Records follow. Pull out every line that contains "Output".

* [Record excerpts]
= = =
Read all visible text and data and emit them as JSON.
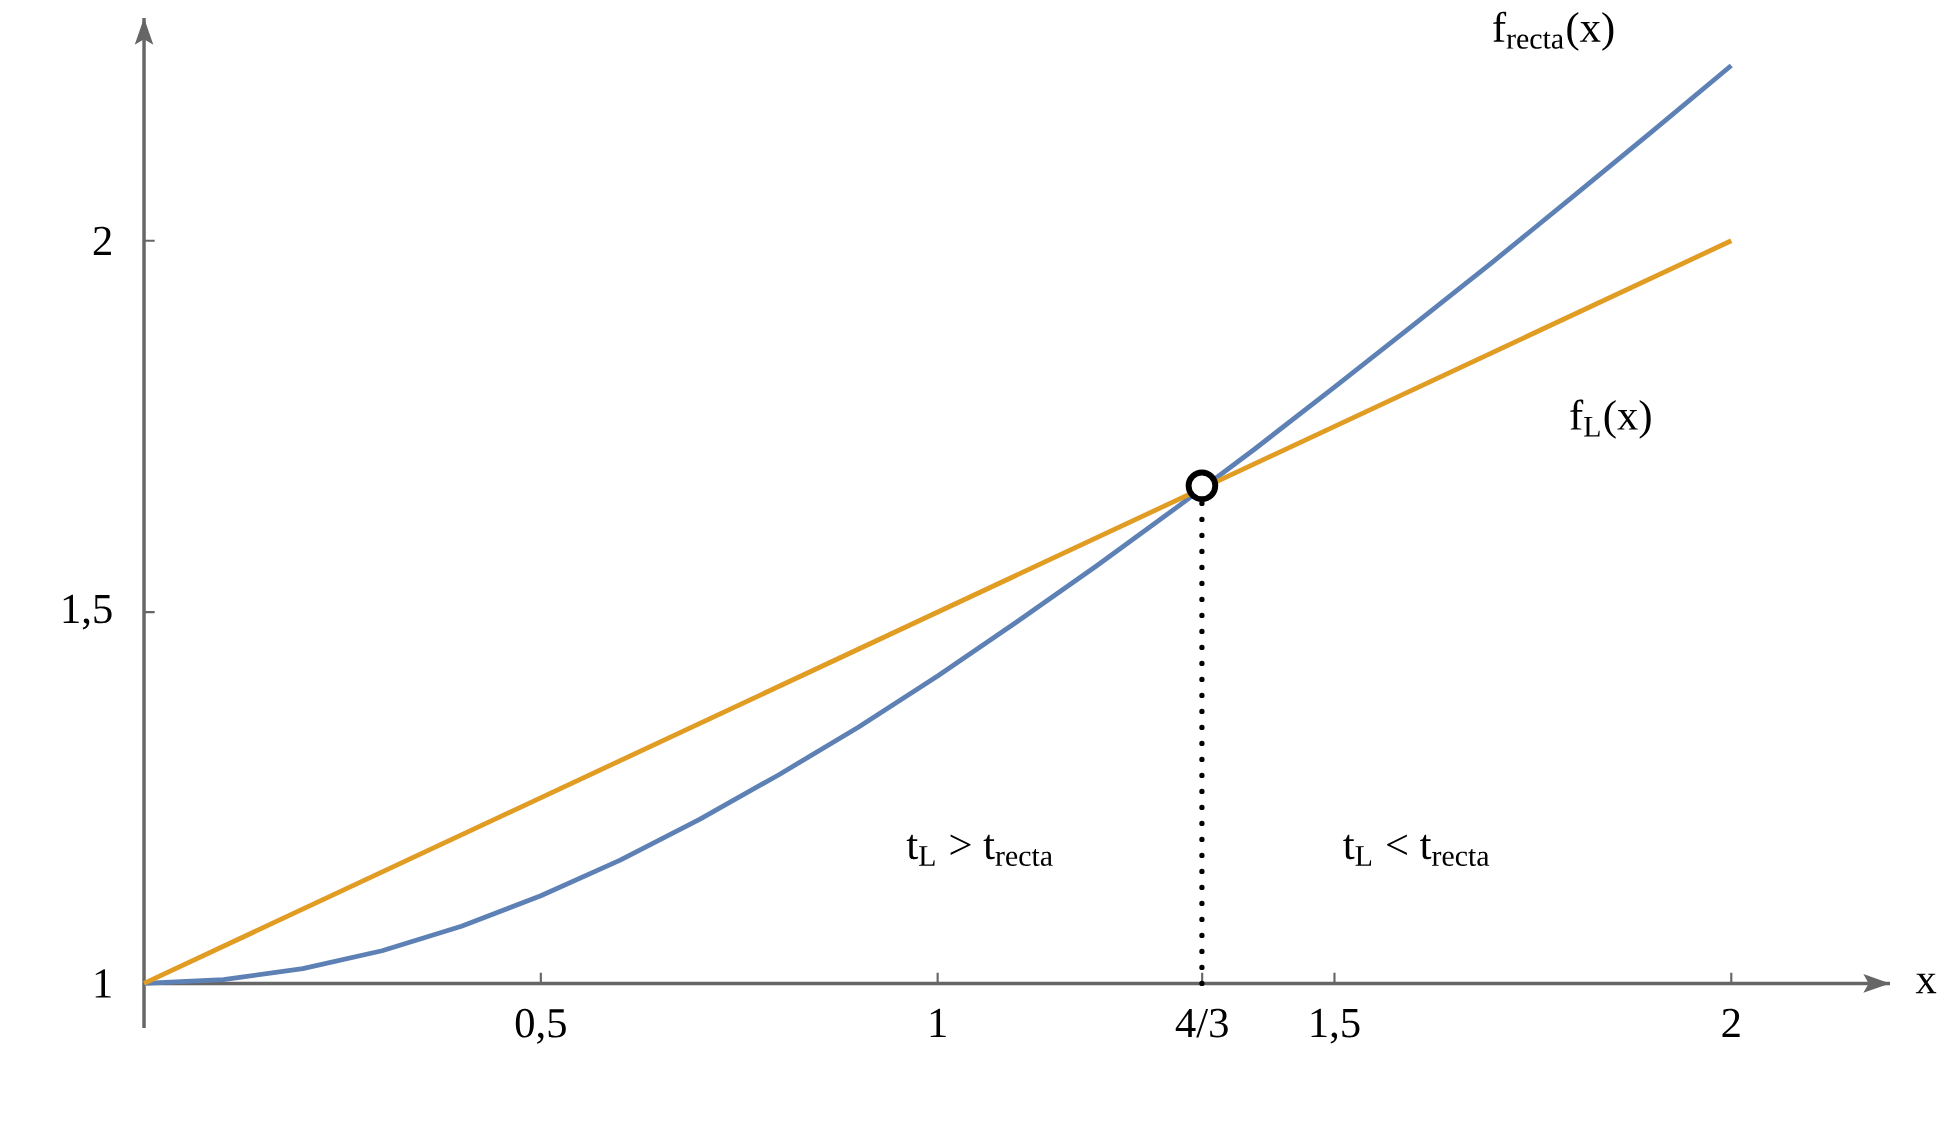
{
  "chart_data": {
    "type": "line",
    "xlabel": "x",
    "xlim": [
      0,
      2.2
    ],
    "ylim": [
      0.94,
      2.3
    ],
    "xticks": [
      {
        "value": 0.5,
        "label": "0,5"
      },
      1,
      {
        "value": 1.3333,
        "label": "4/3"
      },
      {
        "value": 1.5,
        "label": "1,5"
      },
      2
    ],
    "yticks": [
      1,
      {
        "value": 1.5,
        "label": "1,5"
      },
      2
    ],
    "series": [
      {
        "name": "f$_{recta}$(x)",
        "color": "#5e81b5",
        "x": [
          0,
          0.1,
          0.2,
          0.3,
          0.4,
          0.5,
          0.6,
          0.7,
          0.8,
          0.9,
          1.0,
          1.1,
          1.2,
          1.3,
          1.4,
          1.5,
          1.6,
          1.7,
          1.8,
          1.9,
          2.0
        ],
        "values": [
          1.0,
          1.005,
          1.02,
          1.044,
          1.077,
          1.118,
          1.166,
          1.221,
          1.281,
          1.345,
          1.414,
          1.487,
          1.562,
          1.64,
          1.72,
          1.803,
          1.887,
          1.972,
          2.059,
          2.147,
          2.236
        ]
      },
      {
        "name": "f$_{L}$(x)",
        "color": "#e19c24",
        "x": [
          0,
          2
        ],
        "values": [
          1,
          2
        ]
      },
      {
        "type": "line",
        "color": "#000000",
        "line_style": "dotted",
        "x": [
          1.333,
          1.333
        ],
        "values": [
          1,
          1.67
        ]
      },
      {
        "type": "scatter",
        "color": "#000000",
        "marker": "circle",
        "x": [
          1.333
        ],
        "values": [
          1.67
        ]
      }
    ],
    "annotations": [
      "t$_{L}$ > t$_{recta}$",
      "t$_{L}$ < t$_{recta}$"
    ]
  }
}
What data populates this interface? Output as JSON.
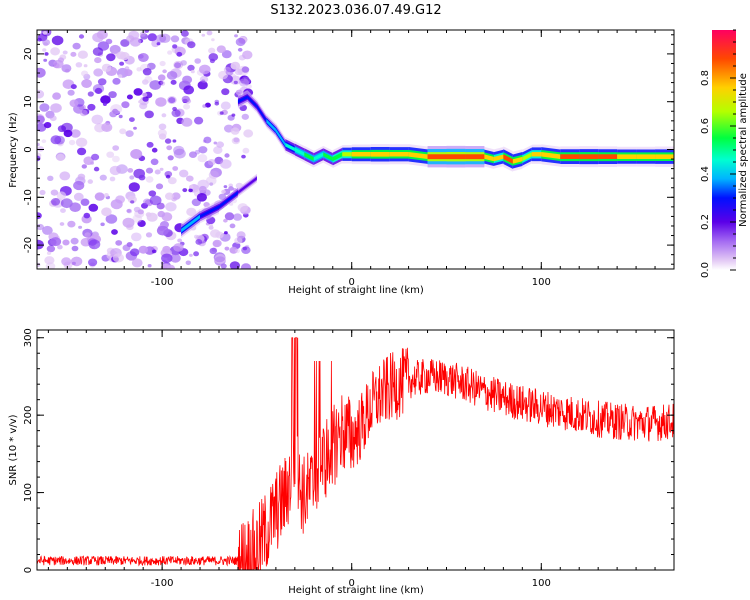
{
  "title": "S132.2023.036.07.49.G12",
  "chart_data": [
    {
      "type": "heatmap",
      "xlabel": "Height of straight line (km)",
      "ylabel": "Frequency (Hz)",
      "xlim": [
        -166,
        170
      ],
      "ylim": [
        -25,
        25
      ],
      "x_ticks": [
        -100,
        0,
        100
      ],
      "y_ticks": [
        -20,
        -10,
        0,
        10,
        20
      ],
      "grid": false,
      "colorbar": {
        "label": "Normalized spectral amplitude",
        "range": [
          0,
          1
        ],
        "ticks": [
          0.0,
          0.2,
          0.4,
          0.6,
          0.8
        ],
        "colors": [
          "#ffffff",
          "#e3c9f5",
          "#a46af2",
          "#5b00e8",
          "#0010ff",
          "#00b4ff",
          "#00ffd0",
          "#00ff40",
          "#b4ff00",
          "#ffd000",
          "#ff4800",
          "#ff0060"
        ]
      },
      "ridge": {
        "x": [
          -60,
          -55,
          -50,
          -45,
          -40,
          -35,
          -30,
          -25,
          -20,
          -15,
          -10,
          -5,
          0,
          10,
          20,
          30,
          40,
          50,
          60,
          70,
          75,
          80,
          85,
          90,
          95,
          100,
          110,
          120,
          130,
          140,
          150,
          160,
          170
        ],
        "y": [
          10,
          11,
          9,
          6,
          4,
          1,
          0,
          -1,
          -2,
          -1,
          -2,
          -1,
          -1,
          -1,
          -1,
          -1,
          -1.5,
          -1.5,
          -1.5,
          -1.5,
          -2,
          -1.5,
          -2.5,
          -2,
          -1,
          -1,
          -1.5,
          -1.5,
          -1.5,
          -1.5,
          -1.5,
          -1.5,
          -1.5
        ],
        "amp": [
          0.4,
          0.35,
          0.35,
          0.4,
          0.45,
          0.5,
          0.55,
          0.6,
          0.6,
          0.55,
          0.65,
          0.7,
          0.75,
          0.85,
          0.85,
          0.8,
          0.9,
          0.95,
          0.95,
          0.9,
          0.7,
          0.85,
          0.9,
          0.7,
          0.75,
          0.8,
          0.85,
          0.9,
          0.9,
          0.85,
          0.8,
          0.85,
          0.85
        ]
      },
      "mirror_branch": {
        "x": [
          -90,
          -80,
          -70,
          -60,
          -50
        ],
        "y": [
          -17,
          -14,
          -12,
          -9,
          -6
        ],
        "amp": [
          0.5,
          0.45,
          0.35,
          0.3,
          0.25
        ]
      },
      "noise_region_xmax": -60
    },
    {
      "type": "line",
      "xlabel": "Height of straight line (km)",
      "ylabel": "SNR (10 * v/v)",
      "xlim": [
        -166,
        170
      ],
      "ylim": [
        0,
        310
      ],
      "x_ticks": [
        -100,
        0,
        100
      ],
      "y_ticks": [
        0,
        100,
        200,
        300
      ],
      "grid": false,
      "color": "#ff0000",
      "series": [
        {
          "x": [
            -166,
            -150,
            -120,
            -100,
            -80,
            -60,
            -55,
            -50,
            -45,
            -40,
            -35,
            -32,
            -30,
            -28,
            -25,
            -20,
            -15,
            -10,
            -5,
            0,
            5,
            10,
            15,
            20,
            25,
            30,
            40,
            50,
            60,
            70,
            80,
            90,
            100,
            110,
            120,
            130,
            140,
            150,
            160,
            170
          ],
          "y": [
            12,
            12,
            12,
            12,
            12,
            12,
            18,
            28,
            50,
            75,
            95,
            120,
            150,
            110,
            95,
            110,
            140,
            160,
            180,
            170,
            185,
            210,
            225,
            235,
            240,
            245,
            250,
            248,
            240,
            230,
            222,
            215,
            210,
            205,
            200,
            195,
            192,
            190,
            190,
            192
          ]
        }
      ]
    }
  ]
}
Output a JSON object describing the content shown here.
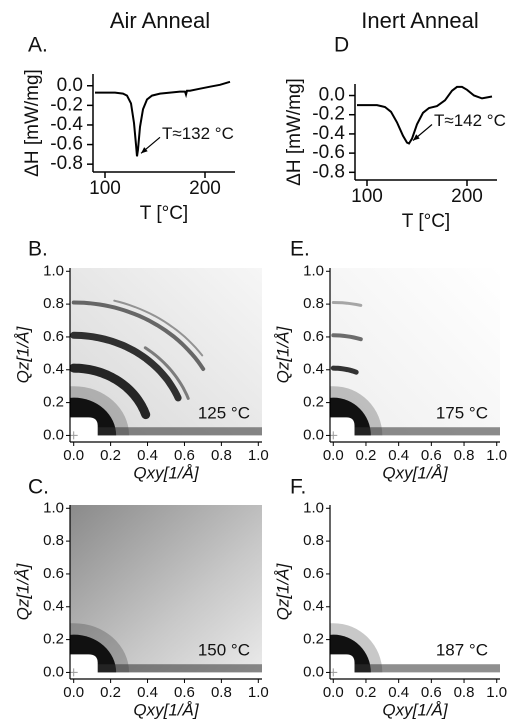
{
  "chart_data": [
    {
      "type": "line",
      "panel": "A.",
      "title": "Air Anneal",
      "xlabel": "T [°C]",
      "ylabel": "ΔH [mW/mg]",
      "annotation": "T≈132 °C",
      "x": [
        90,
        100,
        110,
        118,
        122,
        126,
        129,
        131,
        132,
        133,
        135,
        138,
        142,
        147,
        155,
        165,
        175,
        180,
        181,
        182,
        185,
        195,
        205,
        215,
        225
      ],
      "values": [
        -0.07,
        -0.07,
        -0.07,
        -0.08,
        -0.1,
        -0.18,
        -0.38,
        -0.6,
        -0.72,
        -0.65,
        -0.42,
        -0.24,
        -0.14,
        -0.1,
        -0.08,
        -0.07,
        -0.06,
        -0.06,
        -0.09,
        -0.05,
        -0.05,
        -0.03,
        -0.01,
        0.01,
        0.04
      ],
      "color": "#000000",
      "xlim": [
        88,
        230
      ],
      "ylim": [
        -0.88,
        0.12
      ],
      "xticks": [
        100,
        200
      ],
      "yticks": [
        {
          "value": 0,
          "label": "0.0"
        },
        -0.2,
        -0.4,
        -0.6,
        -0.8
      ]
    },
    {
      "type": "image",
      "panel": "B.",
      "xlabel": "Qxy[1/Å]",
      "ylabel": "Qz[1/Å]",
      "annotation": "125 °C",
      "xlim": [
        -0.02,
        1.02
      ],
      "ylim": [
        -0.04,
        1.02
      ],
      "xticks": [
        {
          "value": 0,
          "label": "0.0"
        },
        0.2,
        0.4,
        0.6,
        0.8,
        {
          "value": 1,
          "label": "1.0"
        }
      ],
      "yticks": [
        {
          "value": 0,
          "label": "0.0"
        },
        0.2,
        0.4,
        0.6,
        0.8,
        {
          "value": 1,
          "label": "1.0"
        }
      ]
    },
    {
      "type": "image",
      "panel": "C.",
      "xlabel": "Qxy[1/Å]",
      "ylabel": "Qz[1/Å]",
      "annotation": "150 °C",
      "xlim": [
        -0.02,
        1.02
      ],
      "ylim": [
        -0.04,
        1.02
      ],
      "xticks": [
        {
          "value": 0,
          "label": "0.0"
        },
        0.2,
        0.4,
        0.6,
        0.8,
        {
          "value": 1,
          "label": "1.0"
        }
      ],
      "yticks": [
        {
          "value": 0,
          "label": "0.0"
        },
        0.2,
        0.4,
        0.6,
        0.8,
        {
          "value": 1,
          "label": "1.0"
        }
      ]
    },
    {
      "type": "line",
      "panel": "D",
      "title": "Inert Anneal",
      "xlabel": "T [°C]",
      "ylabel": "ΔH [mW/mg]",
      "annotation": "T≈142 °C",
      "x": [
        90,
        100,
        110,
        118,
        124,
        130,
        136,
        140,
        142,
        145,
        150,
        156,
        162,
        170,
        178,
        185,
        190,
        195,
        200,
        207,
        215,
        225
      ],
      "values": [
        -0.1,
        -0.1,
        -0.1,
        -0.12,
        -0.17,
        -0.28,
        -0.42,
        -0.49,
        -0.5,
        -0.45,
        -0.3,
        -0.18,
        -0.13,
        -0.11,
        -0.05,
        0.05,
        0.09,
        0.09,
        0.06,
        0.0,
        -0.03,
        -0.01
      ],
      "color": "#000000",
      "xlim": [
        88,
        230
      ],
      "ylim": [
        -0.88,
        0.12
      ],
      "xticks": [
        100,
        200
      ],
      "yticks": [
        {
          "value": 0,
          "label": "0.0"
        },
        -0.2,
        -0.4,
        -0.6,
        -0.8
      ]
    },
    {
      "type": "image",
      "panel": "E.",
      "xlabel": "Qxy[1/Å]",
      "ylabel": "Qz[1/Å]",
      "annotation": "175 °C",
      "xlim": [
        -0.02,
        1.02
      ],
      "ylim": [
        -0.04,
        1.02
      ],
      "xticks": [
        {
          "value": 0,
          "label": "0.0"
        },
        0.2,
        0.4,
        0.6,
        0.8,
        {
          "value": 1,
          "label": "1.0"
        }
      ],
      "yticks": [
        {
          "value": 0,
          "label": "0.0"
        },
        0.2,
        0.4,
        0.6,
        0.8,
        {
          "value": 1,
          "label": "1.0"
        }
      ]
    },
    {
      "type": "image",
      "panel": "F.",
      "xlabel": "Qxy[1/Å]",
      "ylabel": "Qz[1/Å]",
      "annotation": "187 °C",
      "xlim": [
        -0.02,
        1.02
      ],
      "ylim": [
        -0.04,
        1.02
      ],
      "xticks": [
        {
          "value": 0,
          "label": "0.0"
        },
        0.2,
        0.4,
        0.6,
        0.8,
        {
          "value": 1,
          "label": "1.0"
        }
      ],
      "yticks": [
        {
          "value": 0,
          "label": "0.0"
        },
        0.2,
        0.4,
        0.6,
        0.8,
        {
          "value": 1,
          "label": "1.0"
        }
      ]
    }
  ]
}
= = =
* [Problem solution]
What data populates this interface? Output as JSON.
Output a JSON object describing the content shown here.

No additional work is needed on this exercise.